WORK TO DO =>
Transcribe all of the material below word for word and leave out its pictures.

Dataset excerpt =>
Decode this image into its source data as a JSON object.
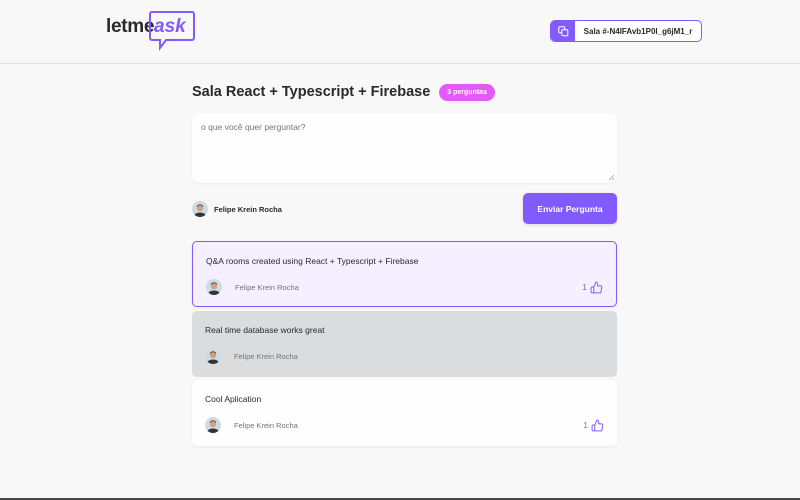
{
  "app": {
    "logo_text": "letme",
    "logo_accent": "ask"
  },
  "room_code": {
    "label": "Sala #-N4IFAvb1P0l_g6jM1_r"
  },
  "room": {
    "title": "Sala React + Typescript + Firebase",
    "badge": "3 perguntas"
  },
  "form": {
    "placeholder": "o que você quer perguntar?",
    "author": "Felipe Krein Rocha",
    "submit_label": "Enviar Pergunta"
  },
  "questions": [
    {
      "content": "Q&A rooms created using React + Typescript + Firebase",
      "author": "Felipe Krein Rocha",
      "likes": "1",
      "state": "highlighted"
    },
    {
      "content": "Real time database works great",
      "author": "Felipe Krein Rocha",
      "state": "answered"
    },
    {
      "content": "Cool Aplication",
      "author": "Felipe Krein Rocha",
      "likes": "1",
      "state": "liked"
    }
  ],
  "colors": {
    "accent": "#835afd",
    "badge": "#e559f9",
    "background": "#f8f8f8",
    "answered": "#dbdcdd",
    "highlighted": "#f4f0ff"
  },
  "icons": [
    "copy-icon",
    "like-icon",
    "avatar"
  ]
}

WORKED SOLUTION =>
Decode this image into its source data as a JSON object.
{
  "app": {
    "logo_text": "letme",
    "logo_accent": "ask"
  },
  "room_code": {
    "label": "Sala #-N4IFAvb1P0l_g6jM1_r"
  },
  "room": {
    "title": "Sala React + Typescript + Firebase",
    "badge": "3 perguntas"
  },
  "form": {
    "placeholder": "o que você quer perguntar?",
    "author": "Felipe Krein Rocha",
    "submit_label": "Enviar Pergunta"
  },
  "questions": [
    {
      "content": "Q&A rooms created using React + Typescript + Firebase",
      "author": "Felipe Krein Rocha",
      "likes": "1",
      "state": "highlighted"
    },
    {
      "content": "Real time database works great",
      "author": "Felipe Krein Rocha",
      "state": "answered"
    },
    {
      "content": "Cool Aplication",
      "author": "Felipe Krein Rocha",
      "likes": "1",
      "state": "liked"
    }
  ],
  "colors": {
    "accent": "#835afd",
    "badge": "#e559f9",
    "background": "#f8f8f8",
    "answered": "#dbdcdd",
    "highlighted": "#f4f0ff"
  },
  "icons": [
    "copy-icon",
    "like-icon",
    "avatar"
  ]
}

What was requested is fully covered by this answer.